• [THE PROBLEM] Quote the whole listing exactly. Leave the pictures out of your copy.

• [MATERIAL PROVIDED]

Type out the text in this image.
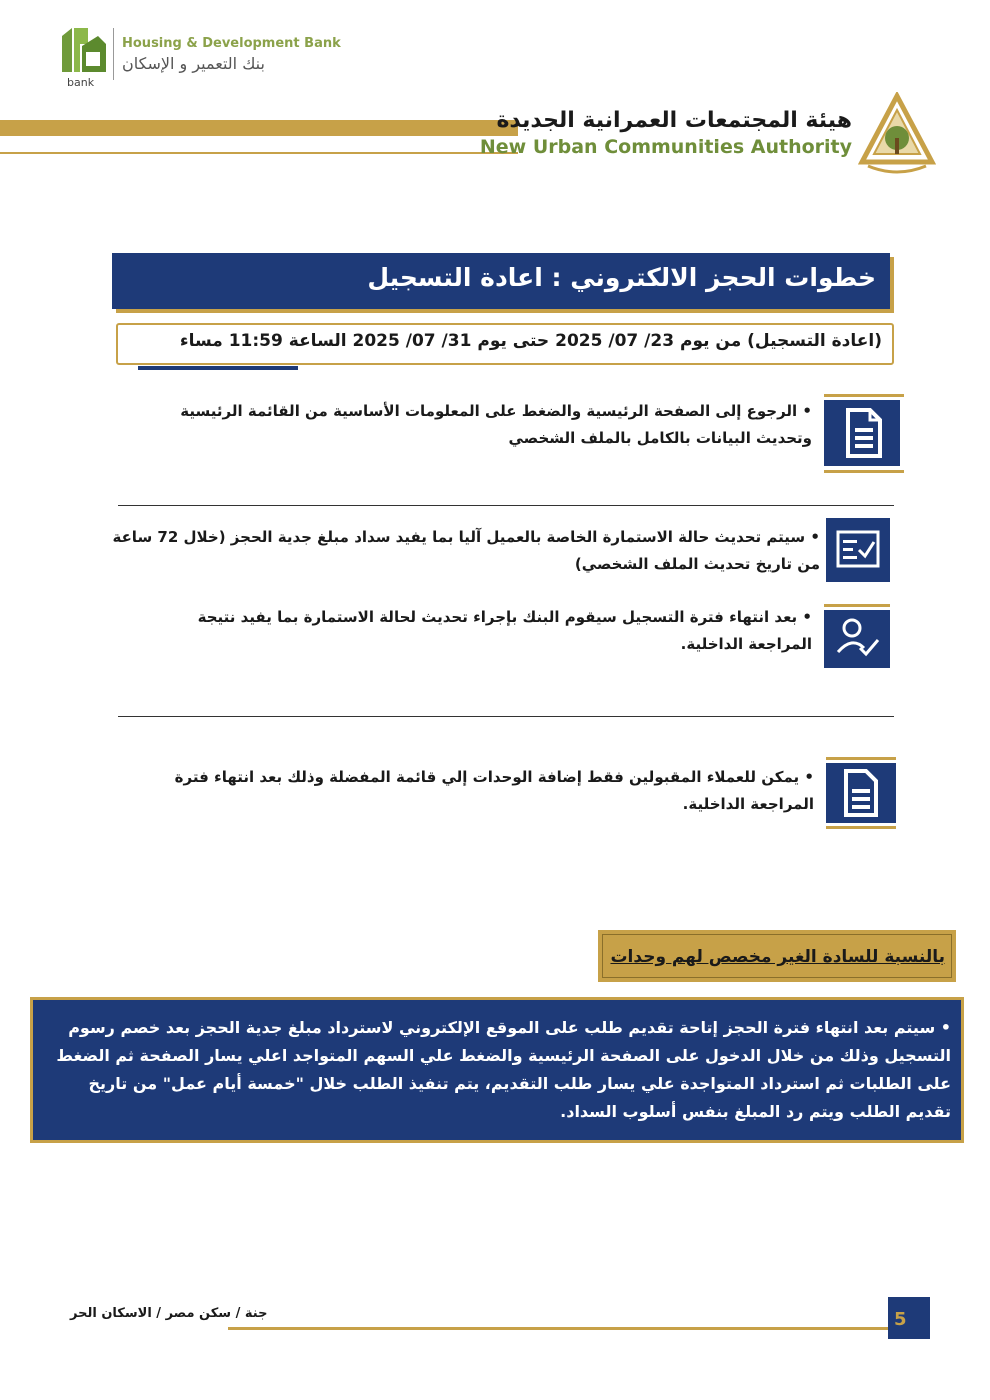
bank
Housing & Development Bank
بنك التعمير و الإسكان
هيئة المجتمعات العمرانية الجديدة
New Urban Communities Authority
خطوات الحجز الالكتروني : اعادة التسجيل
(اعادة التسجيل) من يوم 23/ 07/ 2025 حتى يوم 31/ 07/ 2025 الساعة 11:59 مساء
• الرجوع إلى الصفحة الرئيسية والضغط على المعلومات الأساسية من القائمة الرئيسية وتحديث البيانات بالكامل بالملف الشخصي
• سيتم تحديث حالة الاستمارة الخاصة بالعميل آليا بما يفيد سداد مبلغ جدية الحجز (خلال 72 ساعة من تاريخ تحديث الملف الشخصي)
• بعد انتهاء فترة التسجيل سيقوم البنك بإجراء تحديث لحالة الاستمارة بما يفيد نتيجة المراجعة الداخلية.
• يمكن للعملاء المقبولين فقط إضافة الوحدات إلي قائمة المفضلة وذلك بعد انتهاء فترة المراجعة الداخلية.
بالنسبة للسادة الغير مخصص لهم وحدات
• سيتم بعد انتهاء فترة الحجز إتاحة تقديم طلب على الموقع الإلكتروني لاسترداد مبلغ جدية الحجز بعد خصم رسوم التسجيل وذلك من خلال الدخول على الصفحة الرئيسية والضغط علي السهم المتواجد اعلي يسار الصفحة ثم الضغط على الطلبات ثم استرداد المتواجدة علي يسار طلب التقديم، يتم تنفيذ الطلب خلال "خمسة أيام عمل" من تاريخ تقديم الطلب ويتم رد المبلغ بنفس أسلوب السداد.
جنة / سكن مصر / الاسكان الحر	5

• [REPLY]
Type out the text in this image.
bank
Housing & Development Bank
بنك التعمير و الإسكان
هيئة المجتمعات العمرانية الجديدة
New Urban Communities Authority
خطوات الحجز الالكتروني : اعادة التسجيل
(اعادة التسجيل) من يوم 23/ 07/ 2025 حتى يوم 31/ 07/ 2025 الساعة 11:59 مساء
• الرجوع إلى الصفحة الرئيسية والضغط على المعلومات الأساسية من القائمة الرئيسية وتحديث البيانات بالكامل بالملف الشخصي
• سيتم تحديث حالة الاستمارة الخاصة بالعميل آليا بما يفيد سداد مبلغ جدية الحجز (خلال 72 ساعة من تاريخ تحديث الملف الشخصي)
• بعد انتهاء فترة التسجيل سيقوم البنك بإجراء تحديث لحالة الاستمارة بما يفيد نتيجة المراجعة الداخلية.
• يمكن للعملاء المقبولين فقط إضافة الوحدات إلي قائمة المفضلة وذلك بعد انتهاء فترة المراجعة الداخلية.
بالنسبة للسادة الغير مخصص لهم وحدات
• سيتم بعد انتهاء فترة الحجز إتاحة تقديم طلب على الموقع الإلكتروني لاسترداد مبلغ جدية الحجز بعد خصم رسوم التسجيل وذلك من خلال الدخول على الصفحة الرئيسية والضغط علي السهم المتواجد اعلي يسار الصفحة ثم الضغط على الطلبات ثم استرداد المتواجدة علي يسار طلب التقديم، يتم تنفيذ الطلب خلال "خمسة أيام عمل" من تاريخ تقديم الطلب ويتم رد المبلغ بنفس أسلوب السداد.
جنة / سكن مصر / الاسكان الحر	5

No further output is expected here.